What you need to do
Write out all of the records precisely. Skip anything that is a picture.

Provided records
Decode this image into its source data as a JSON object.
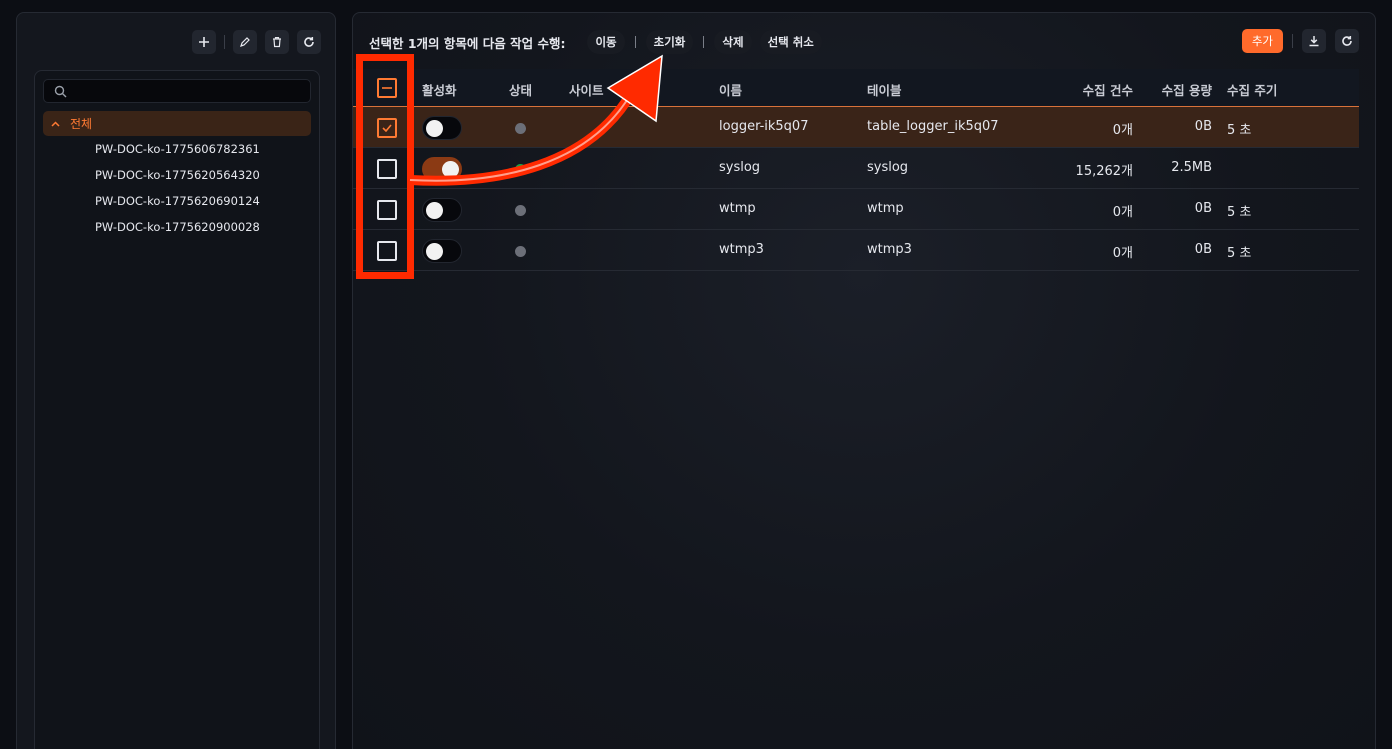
{
  "left_toolbar": {
    "icons": [
      "plus-icon",
      "pencil-icon",
      "trash-icon",
      "refresh-icon"
    ]
  },
  "tree": {
    "search_placeholder": "",
    "root_label": "전체",
    "children": [
      "PW-DOC-ko-1775606782361",
      "PW-DOC-ko-1775620564320",
      "PW-DOC-ko-1775620690124",
      "PW-DOC-ko-1775620900028"
    ]
  },
  "action_bar": {
    "prompt": "선택한 1개의 항목에 다음 작업 수행:",
    "move": "이동",
    "reset": "초기화",
    "delete": "삭제",
    "deselect": "선택 취소"
  },
  "toolbar": {
    "add": "추가",
    "icons": [
      "download-icon",
      "refresh-icon"
    ]
  },
  "table": {
    "headers": {
      "enabled": "활성화",
      "status": "상태",
      "site": "사이트",
      "name": "이름",
      "table": "테이블",
      "count": "수집 건수",
      "size": "수집 용량",
      "interval": "수집 주기"
    },
    "rows": [
      {
        "checked": true,
        "enabled": false,
        "status": "gray",
        "site": "",
        "name": "logger-ik5q07",
        "table": "table_logger_ik5q07",
        "count": "0개",
        "size": "0B",
        "interval": "5 초"
      },
      {
        "checked": false,
        "enabled": true,
        "status": "green",
        "site": "",
        "name": "syslog",
        "table": "syslog",
        "count": "15,262개",
        "size": "2.5MB",
        "interval": ""
      },
      {
        "checked": false,
        "enabled": false,
        "status": "gray",
        "site": "",
        "name": "wtmp",
        "table": "wtmp",
        "count": "0개",
        "size": "0B",
        "interval": "5 초"
      },
      {
        "checked": false,
        "enabled": false,
        "status": "gray",
        "site": "",
        "name": "wtmp3",
        "table": "wtmp3",
        "count": "0개",
        "size": "0B",
        "interval": "5 초"
      }
    ]
  },
  "colors": {
    "accent": "#ff6a2b",
    "selected_row": "#3a2418",
    "annotation": "#ff2a00",
    "status_active": "#16a34a",
    "status_inactive": "#6c6f78"
  }
}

Task result
Decode this image into its source data as a JSON object.
{
  "left_toolbar": {
    "icons": [
      "plus-icon",
      "pencil-icon",
      "trash-icon",
      "refresh-icon"
    ]
  },
  "tree": {
    "search_placeholder": "",
    "root_label": "전체",
    "children": [
      "PW-DOC-ko-1775606782361",
      "PW-DOC-ko-1775620564320",
      "PW-DOC-ko-1775620690124",
      "PW-DOC-ko-1775620900028"
    ]
  },
  "action_bar": {
    "prompt": "선택한 1개의 항목에 다음 작업 수행:",
    "move": "이동",
    "reset": "초기화",
    "delete": "삭제",
    "deselect": "선택 취소"
  },
  "toolbar": {
    "add": "추가",
    "icons": [
      "download-icon",
      "refresh-icon"
    ]
  },
  "table": {
    "headers": {
      "enabled": "활성화",
      "status": "상태",
      "site": "사이트",
      "name": "이름",
      "table": "테이블",
      "count": "수집 건수",
      "size": "수집 용량",
      "interval": "수집 주기"
    },
    "rows": [
      {
        "checked": true,
        "enabled": false,
        "status": "gray",
        "site": "",
        "name": "logger-ik5q07",
        "table": "table_logger_ik5q07",
        "count": "0개",
        "size": "0B",
        "interval": "5 초"
      },
      {
        "checked": false,
        "enabled": true,
        "status": "green",
        "site": "",
        "name": "syslog",
        "table": "syslog",
        "count": "15,262개",
        "size": "2.5MB",
        "interval": ""
      },
      {
        "checked": false,
        "enabled": false,
        "status": "gray",
        "site": "",
        "name": "wtmp",
        "table": "wtmp",
        "count": "0개",
        "size": "0B",
        "interval": "5 초"
      },
      {
        "checked": false,
        "enabled": false,
        "status": "gray",
        "site": "",
        "name": "wtmp3",
        "table": "wtmp3",
        "count": "0개",
        "size": "0B",
        "interval": "5 초"
      }
    ]
  },
  "colors": {
    "accent": "#ff6a2b",
    "selected_row": "#3a2418",
    "annotation": "#ff2a00",
    "status_active": "#16a34a",
    "status_inactive": "#6c6f78"
  }
}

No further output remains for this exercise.